§ **Problem to work on**: What follows is a listing. Return every line of it exactly.

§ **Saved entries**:
····················
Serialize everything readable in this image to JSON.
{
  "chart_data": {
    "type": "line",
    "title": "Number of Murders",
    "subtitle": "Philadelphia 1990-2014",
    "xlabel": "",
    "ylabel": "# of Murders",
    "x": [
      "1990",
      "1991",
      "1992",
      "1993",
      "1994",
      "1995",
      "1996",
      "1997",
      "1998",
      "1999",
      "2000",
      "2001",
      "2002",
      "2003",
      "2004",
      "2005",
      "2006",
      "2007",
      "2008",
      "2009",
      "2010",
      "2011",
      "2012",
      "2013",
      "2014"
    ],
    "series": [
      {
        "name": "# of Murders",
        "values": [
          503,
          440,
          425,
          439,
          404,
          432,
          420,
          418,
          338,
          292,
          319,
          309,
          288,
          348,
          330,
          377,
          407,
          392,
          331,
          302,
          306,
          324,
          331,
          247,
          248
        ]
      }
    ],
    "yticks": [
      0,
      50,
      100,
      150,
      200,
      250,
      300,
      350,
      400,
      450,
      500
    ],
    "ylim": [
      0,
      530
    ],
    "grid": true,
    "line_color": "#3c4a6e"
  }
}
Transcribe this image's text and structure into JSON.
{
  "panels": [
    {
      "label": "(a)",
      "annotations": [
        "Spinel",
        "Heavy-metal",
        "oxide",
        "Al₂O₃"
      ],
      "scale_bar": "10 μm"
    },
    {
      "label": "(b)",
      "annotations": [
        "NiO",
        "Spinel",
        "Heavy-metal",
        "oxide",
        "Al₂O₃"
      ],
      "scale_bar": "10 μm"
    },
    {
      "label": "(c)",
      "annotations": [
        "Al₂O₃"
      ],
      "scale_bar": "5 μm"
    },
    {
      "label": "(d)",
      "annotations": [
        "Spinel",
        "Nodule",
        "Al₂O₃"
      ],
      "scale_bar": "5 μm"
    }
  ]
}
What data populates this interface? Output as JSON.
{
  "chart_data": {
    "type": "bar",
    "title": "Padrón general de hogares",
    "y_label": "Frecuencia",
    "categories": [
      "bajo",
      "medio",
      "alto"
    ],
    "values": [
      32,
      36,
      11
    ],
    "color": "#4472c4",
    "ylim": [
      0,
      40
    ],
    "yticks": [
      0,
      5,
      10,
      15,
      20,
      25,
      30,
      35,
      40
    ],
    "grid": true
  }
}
····················
§ **Reply**:
Serialize everything readable in this image to JSON.
{
  "chart_data": {
    "type": "line",
    "title": "Number of Murders",
    "subtitle": "Philadelphia 1990-2014",
    "xlabel": "",
    "ylabel": "# of Murders",
    "x": [
      "1990",
      "1991",
      "1992",
      "1993",
      "1994",
      "1995",
      "1996",
      "1997",
      "1998",
      "1999",
      "2000",
      "2001",
      "2002",
      "2003",
      "2004",
      "2005",
      "2006",
      "2007",
      "2008",
      "2009",
      "2010",
      "2011",
      "2012",
      "2013",
      "2014"
    ],
    "series": [
      {
        "name": "# of Murders",
        "values": [
          503,
          440,
          425,
          439,
          404,
          432,
          420,
          418,
          338,
          292,
          319,
          309,
          288,
          348,
          330,
          377,
          407,
          392,
          331,
          302,
          306,
          324,
          331,
          247,
          248
        ]
      }
    ],
    "yticks": [
      0,
      50,
      100,
      150,
      200,
      250,
      300,
      350,
      400,
      450,
      500
    ],
    "ylim": [
      0,
      530
    ],
    "grid": true,
    "line_color": "#3c4a6e"
  }
}
Transcribe this image's text and structure into JSON.
{
  "panels": [
    {
      "label": "(a)",
      "annotations": [
        "Spinel",
        "Heavy-metal",
        "oxide",
        "Al₂O₃"
      ],
      "scale_bar": "10 μm"
    },
    {
      "label": "(b)",
      "annotations": [
        "NiO",
        "Spinel",
        "Heavy-metal",
        "oxide",
        "Al₂O₃"
      ],
      "scale_bar": "10 μm"
    },
    {
      "label": "(c)",
      "annotations": [
        "Al₂O₃"
      ],
      "scale_bar": "5 μm"
    },
    {
      "label": "(d)",
      "annotations": [
        "Spinel",
        "Nodule",
        "Al₂O₃"
      ],
      "scale_bar": "5 μm"
    }
  ]
}
What data populates this interface? Output as JSON.
{
  "chart_data": {
    "type": "bar",
    "title": "Padrón general de hogares",
    "y_label": "Frecuencia",
    "categories": [
      "bajo",
      "medio",
      "alto"
    ],
    "values": [
      32,
      36,
      11
    ],
    "color": "#4472c4",
    "ylim": [
      0,
      40
    ],
    "yticks": [
      0,
      5,
      10,
      15,
      20,
      25,
      30,
      35,
      40
    ],
    "grid": true
  }
}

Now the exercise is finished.